| Written exercise |
Copy out, from the entries below, each line holding the string "level".

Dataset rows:
————————

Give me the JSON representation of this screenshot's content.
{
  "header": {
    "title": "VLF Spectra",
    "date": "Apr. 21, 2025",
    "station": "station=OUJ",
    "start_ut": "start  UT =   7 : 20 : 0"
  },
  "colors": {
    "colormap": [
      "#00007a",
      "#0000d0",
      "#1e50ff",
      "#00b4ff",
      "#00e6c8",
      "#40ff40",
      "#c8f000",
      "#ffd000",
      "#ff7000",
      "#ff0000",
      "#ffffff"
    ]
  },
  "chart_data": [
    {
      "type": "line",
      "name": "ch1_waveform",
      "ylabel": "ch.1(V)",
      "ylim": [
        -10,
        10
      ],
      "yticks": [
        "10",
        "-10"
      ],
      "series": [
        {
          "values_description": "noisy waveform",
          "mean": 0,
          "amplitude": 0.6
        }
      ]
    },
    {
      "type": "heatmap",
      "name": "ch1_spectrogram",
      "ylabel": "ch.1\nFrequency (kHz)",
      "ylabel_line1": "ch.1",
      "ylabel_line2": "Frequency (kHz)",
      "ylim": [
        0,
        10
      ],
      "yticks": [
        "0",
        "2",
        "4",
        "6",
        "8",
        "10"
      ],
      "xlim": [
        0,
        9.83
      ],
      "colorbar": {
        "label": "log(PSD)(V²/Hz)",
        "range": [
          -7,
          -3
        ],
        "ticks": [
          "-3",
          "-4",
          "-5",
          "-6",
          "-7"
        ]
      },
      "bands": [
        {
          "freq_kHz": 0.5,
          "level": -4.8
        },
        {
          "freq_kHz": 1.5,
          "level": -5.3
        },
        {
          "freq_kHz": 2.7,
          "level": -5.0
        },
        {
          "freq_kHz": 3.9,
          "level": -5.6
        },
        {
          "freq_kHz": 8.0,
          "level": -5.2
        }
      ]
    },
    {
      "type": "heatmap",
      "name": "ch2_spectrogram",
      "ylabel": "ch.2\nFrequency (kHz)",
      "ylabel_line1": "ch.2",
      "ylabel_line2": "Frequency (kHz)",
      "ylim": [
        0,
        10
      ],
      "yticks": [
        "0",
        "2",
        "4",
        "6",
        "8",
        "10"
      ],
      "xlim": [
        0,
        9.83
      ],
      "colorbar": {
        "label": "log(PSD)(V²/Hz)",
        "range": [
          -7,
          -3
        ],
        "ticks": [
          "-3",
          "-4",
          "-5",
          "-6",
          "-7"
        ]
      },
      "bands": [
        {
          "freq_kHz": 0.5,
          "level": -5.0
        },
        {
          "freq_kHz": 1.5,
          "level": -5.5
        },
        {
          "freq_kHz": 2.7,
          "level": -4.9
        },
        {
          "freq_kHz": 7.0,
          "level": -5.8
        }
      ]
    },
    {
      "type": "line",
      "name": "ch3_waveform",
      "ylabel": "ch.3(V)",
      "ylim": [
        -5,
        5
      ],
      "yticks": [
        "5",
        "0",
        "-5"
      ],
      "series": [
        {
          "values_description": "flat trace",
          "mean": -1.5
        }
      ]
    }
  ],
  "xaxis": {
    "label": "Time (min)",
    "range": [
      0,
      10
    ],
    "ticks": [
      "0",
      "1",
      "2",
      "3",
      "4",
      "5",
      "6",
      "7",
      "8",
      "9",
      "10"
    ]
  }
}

————————

| Solution to this task |
          "level": -4.8
          "level": -5.3
          "level": -5.0
          "level": -5.6
          "level": -5.2
          "level": -5.0
          "level": -5.5
          "level": -4.9
          "level": -5.8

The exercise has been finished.